(WHAT THE TASK REQUIRES) Filter the records for lines holding the string "Temperature".

(ENTRIES)
_____

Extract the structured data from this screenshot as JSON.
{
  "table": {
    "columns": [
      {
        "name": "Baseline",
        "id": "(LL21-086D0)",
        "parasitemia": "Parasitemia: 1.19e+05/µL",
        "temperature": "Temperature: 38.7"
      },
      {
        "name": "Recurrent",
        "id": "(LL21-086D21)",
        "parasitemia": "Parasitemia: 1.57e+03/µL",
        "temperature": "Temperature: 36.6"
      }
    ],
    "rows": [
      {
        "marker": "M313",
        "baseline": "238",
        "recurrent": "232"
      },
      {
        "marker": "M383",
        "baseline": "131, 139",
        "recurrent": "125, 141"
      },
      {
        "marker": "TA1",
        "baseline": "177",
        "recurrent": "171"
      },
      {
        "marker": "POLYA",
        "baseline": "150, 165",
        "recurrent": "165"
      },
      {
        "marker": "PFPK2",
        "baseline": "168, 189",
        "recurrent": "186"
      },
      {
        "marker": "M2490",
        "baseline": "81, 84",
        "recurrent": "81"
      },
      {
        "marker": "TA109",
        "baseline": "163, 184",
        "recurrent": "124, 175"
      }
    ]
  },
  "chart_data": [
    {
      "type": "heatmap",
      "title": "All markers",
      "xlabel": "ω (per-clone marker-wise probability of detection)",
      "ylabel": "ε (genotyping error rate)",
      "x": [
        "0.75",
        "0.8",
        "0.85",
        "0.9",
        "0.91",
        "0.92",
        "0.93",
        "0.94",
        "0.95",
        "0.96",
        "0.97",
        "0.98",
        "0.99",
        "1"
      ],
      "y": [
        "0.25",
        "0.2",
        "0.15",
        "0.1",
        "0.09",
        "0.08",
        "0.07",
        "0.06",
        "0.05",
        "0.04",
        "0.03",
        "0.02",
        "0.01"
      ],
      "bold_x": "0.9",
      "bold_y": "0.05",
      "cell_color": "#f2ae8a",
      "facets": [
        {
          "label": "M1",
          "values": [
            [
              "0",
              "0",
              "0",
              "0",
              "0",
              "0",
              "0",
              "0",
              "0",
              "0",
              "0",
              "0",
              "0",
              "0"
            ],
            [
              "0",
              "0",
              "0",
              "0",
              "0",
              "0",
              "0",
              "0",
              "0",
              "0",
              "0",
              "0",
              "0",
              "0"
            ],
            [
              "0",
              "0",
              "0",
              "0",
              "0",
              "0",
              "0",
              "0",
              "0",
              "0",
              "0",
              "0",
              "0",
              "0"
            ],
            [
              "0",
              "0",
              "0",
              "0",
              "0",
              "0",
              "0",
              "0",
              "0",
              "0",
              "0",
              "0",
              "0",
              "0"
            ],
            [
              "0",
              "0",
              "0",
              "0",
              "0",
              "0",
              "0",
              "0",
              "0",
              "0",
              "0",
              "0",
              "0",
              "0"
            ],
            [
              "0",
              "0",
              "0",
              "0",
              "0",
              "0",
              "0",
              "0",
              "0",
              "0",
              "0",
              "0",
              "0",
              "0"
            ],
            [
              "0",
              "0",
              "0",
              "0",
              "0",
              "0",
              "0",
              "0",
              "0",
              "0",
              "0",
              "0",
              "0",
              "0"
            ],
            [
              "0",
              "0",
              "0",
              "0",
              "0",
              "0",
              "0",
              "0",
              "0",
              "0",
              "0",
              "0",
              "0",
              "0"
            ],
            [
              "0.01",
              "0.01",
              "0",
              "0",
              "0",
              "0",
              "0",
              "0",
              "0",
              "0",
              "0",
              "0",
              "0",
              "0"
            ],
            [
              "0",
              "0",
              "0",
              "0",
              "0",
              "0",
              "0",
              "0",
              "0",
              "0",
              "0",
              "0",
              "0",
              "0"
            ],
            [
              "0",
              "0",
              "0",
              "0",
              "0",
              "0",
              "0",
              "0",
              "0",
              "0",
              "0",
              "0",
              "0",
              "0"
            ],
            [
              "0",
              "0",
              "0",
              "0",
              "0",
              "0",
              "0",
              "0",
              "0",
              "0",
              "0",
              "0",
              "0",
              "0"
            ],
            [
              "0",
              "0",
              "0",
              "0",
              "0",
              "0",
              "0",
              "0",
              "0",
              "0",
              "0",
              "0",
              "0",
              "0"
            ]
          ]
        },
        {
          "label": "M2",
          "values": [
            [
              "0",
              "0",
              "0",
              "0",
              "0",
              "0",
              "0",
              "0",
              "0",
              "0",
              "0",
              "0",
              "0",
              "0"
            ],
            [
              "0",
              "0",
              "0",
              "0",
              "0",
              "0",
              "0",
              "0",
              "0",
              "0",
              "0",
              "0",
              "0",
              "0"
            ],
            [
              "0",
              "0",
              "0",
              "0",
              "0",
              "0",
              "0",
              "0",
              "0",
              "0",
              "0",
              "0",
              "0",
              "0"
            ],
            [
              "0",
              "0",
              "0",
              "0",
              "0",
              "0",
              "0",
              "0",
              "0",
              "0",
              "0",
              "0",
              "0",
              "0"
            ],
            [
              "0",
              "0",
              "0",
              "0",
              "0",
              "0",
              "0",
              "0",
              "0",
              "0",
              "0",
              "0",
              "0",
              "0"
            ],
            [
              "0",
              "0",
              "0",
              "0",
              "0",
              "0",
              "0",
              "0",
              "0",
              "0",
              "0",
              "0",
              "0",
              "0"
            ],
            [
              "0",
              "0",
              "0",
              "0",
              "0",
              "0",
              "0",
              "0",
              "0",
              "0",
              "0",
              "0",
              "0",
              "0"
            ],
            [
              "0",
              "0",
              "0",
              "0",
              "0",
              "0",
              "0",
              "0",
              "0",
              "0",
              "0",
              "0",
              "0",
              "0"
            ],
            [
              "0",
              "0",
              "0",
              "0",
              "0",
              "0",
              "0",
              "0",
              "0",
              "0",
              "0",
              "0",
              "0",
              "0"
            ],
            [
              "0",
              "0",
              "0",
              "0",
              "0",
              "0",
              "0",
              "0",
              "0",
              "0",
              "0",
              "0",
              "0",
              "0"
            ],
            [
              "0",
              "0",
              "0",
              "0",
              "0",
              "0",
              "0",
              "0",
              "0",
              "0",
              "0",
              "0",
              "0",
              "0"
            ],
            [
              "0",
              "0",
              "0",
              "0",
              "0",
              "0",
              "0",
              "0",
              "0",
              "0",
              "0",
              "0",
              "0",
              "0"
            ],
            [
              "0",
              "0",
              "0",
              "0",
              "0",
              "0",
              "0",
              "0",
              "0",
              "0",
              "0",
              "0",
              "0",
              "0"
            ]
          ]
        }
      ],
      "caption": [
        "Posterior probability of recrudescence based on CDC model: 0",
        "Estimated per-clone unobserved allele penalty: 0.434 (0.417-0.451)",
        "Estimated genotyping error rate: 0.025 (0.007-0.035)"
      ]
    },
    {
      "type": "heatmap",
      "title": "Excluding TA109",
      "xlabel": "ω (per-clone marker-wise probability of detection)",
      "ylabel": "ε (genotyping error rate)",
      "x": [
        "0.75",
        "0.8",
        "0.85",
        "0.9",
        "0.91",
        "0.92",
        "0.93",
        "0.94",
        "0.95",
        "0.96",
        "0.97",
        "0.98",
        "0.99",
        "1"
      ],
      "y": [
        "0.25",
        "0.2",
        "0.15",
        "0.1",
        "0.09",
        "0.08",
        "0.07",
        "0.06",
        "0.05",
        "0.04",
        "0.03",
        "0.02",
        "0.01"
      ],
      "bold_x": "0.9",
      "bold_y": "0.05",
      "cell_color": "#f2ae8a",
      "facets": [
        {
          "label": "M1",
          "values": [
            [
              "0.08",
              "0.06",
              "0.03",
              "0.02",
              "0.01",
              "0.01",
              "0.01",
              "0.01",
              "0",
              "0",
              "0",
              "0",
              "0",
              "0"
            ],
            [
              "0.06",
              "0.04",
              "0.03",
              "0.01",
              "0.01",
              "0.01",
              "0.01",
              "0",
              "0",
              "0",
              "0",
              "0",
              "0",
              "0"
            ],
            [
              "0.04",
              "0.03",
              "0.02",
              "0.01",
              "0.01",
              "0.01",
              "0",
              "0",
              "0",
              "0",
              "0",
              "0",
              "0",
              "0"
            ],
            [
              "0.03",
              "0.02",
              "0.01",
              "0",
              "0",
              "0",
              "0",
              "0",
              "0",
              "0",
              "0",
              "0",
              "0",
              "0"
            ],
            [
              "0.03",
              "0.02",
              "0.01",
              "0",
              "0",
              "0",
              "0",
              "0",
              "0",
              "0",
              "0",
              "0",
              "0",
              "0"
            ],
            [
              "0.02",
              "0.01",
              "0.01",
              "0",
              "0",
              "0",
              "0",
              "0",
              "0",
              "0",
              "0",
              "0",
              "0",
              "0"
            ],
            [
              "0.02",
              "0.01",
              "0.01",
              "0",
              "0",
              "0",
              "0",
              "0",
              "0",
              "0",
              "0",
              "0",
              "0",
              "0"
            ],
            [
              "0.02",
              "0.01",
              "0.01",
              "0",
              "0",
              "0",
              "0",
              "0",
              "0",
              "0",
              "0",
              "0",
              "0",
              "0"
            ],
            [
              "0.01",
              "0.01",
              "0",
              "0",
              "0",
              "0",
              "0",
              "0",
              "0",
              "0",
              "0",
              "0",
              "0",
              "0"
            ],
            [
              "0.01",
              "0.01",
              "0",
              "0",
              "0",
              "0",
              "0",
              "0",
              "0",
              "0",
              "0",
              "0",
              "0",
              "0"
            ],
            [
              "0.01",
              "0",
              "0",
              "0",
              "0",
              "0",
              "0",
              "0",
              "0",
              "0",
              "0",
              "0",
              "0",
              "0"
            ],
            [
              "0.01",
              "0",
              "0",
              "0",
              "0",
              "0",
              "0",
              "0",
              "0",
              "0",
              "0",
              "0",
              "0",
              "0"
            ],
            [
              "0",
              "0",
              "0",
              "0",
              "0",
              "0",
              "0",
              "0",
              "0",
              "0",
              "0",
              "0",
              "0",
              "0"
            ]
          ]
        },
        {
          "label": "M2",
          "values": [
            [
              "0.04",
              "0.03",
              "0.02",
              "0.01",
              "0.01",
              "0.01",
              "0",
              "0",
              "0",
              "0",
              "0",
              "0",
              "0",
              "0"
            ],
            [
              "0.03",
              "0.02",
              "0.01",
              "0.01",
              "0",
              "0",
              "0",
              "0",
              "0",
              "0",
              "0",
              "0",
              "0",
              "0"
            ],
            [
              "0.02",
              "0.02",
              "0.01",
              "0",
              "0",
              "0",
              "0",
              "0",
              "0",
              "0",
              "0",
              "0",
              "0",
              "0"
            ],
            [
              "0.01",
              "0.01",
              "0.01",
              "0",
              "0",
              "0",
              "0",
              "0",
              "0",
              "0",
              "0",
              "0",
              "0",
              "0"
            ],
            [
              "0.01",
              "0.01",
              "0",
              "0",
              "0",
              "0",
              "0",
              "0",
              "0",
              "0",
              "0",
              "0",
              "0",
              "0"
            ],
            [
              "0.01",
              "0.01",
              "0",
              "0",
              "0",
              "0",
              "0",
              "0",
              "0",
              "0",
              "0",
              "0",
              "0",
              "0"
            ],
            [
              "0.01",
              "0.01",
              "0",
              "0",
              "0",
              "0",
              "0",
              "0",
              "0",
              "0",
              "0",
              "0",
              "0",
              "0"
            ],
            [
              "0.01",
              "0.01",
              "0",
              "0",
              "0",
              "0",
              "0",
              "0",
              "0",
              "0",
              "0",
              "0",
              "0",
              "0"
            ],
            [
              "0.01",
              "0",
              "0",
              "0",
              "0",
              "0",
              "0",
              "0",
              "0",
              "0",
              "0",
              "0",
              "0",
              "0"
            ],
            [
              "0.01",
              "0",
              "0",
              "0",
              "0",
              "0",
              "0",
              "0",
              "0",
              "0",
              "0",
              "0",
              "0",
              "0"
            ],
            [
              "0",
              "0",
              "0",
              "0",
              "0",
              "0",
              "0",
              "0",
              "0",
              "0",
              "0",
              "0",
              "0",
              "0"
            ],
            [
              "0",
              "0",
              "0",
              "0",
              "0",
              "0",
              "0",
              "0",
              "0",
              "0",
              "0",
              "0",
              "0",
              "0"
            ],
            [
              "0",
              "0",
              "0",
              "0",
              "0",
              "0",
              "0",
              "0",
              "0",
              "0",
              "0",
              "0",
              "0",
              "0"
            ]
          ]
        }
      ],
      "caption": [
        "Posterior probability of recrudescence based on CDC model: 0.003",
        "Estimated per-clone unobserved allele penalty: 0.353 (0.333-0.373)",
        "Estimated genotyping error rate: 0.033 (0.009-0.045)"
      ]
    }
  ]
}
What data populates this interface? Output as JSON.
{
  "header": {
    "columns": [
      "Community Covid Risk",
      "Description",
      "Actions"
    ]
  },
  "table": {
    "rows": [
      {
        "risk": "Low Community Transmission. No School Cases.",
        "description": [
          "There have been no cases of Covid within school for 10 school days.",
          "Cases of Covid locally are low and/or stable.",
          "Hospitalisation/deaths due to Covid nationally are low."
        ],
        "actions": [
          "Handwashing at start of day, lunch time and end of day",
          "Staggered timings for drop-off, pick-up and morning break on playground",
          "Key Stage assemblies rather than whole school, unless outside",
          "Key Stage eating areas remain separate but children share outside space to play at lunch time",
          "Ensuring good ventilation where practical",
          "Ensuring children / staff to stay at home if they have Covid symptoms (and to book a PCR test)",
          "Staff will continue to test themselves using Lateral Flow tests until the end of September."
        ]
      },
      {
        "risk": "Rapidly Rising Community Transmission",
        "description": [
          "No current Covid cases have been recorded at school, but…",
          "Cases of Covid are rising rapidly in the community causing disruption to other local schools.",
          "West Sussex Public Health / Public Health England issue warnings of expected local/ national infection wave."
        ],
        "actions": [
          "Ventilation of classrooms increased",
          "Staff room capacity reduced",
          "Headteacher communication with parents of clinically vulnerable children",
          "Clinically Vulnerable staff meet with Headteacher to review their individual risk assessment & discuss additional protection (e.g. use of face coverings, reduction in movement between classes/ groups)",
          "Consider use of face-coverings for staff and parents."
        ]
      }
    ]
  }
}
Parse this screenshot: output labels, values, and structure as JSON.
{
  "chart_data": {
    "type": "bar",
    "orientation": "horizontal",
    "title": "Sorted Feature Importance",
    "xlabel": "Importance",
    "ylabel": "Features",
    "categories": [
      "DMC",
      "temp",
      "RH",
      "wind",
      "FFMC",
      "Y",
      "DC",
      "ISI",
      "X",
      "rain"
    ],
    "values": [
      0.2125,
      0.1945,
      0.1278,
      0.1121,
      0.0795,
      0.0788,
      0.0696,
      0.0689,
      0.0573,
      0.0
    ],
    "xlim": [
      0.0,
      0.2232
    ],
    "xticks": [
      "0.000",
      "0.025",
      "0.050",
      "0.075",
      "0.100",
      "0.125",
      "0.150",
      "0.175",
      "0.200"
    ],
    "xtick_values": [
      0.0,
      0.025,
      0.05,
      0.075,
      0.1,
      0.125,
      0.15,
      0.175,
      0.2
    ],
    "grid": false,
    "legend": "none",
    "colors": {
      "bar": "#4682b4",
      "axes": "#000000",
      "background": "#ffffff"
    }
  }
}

_____

(RESULT)
        "temperature": "Temperature: 38.7"
        "temperature": "Temperature: 36.6"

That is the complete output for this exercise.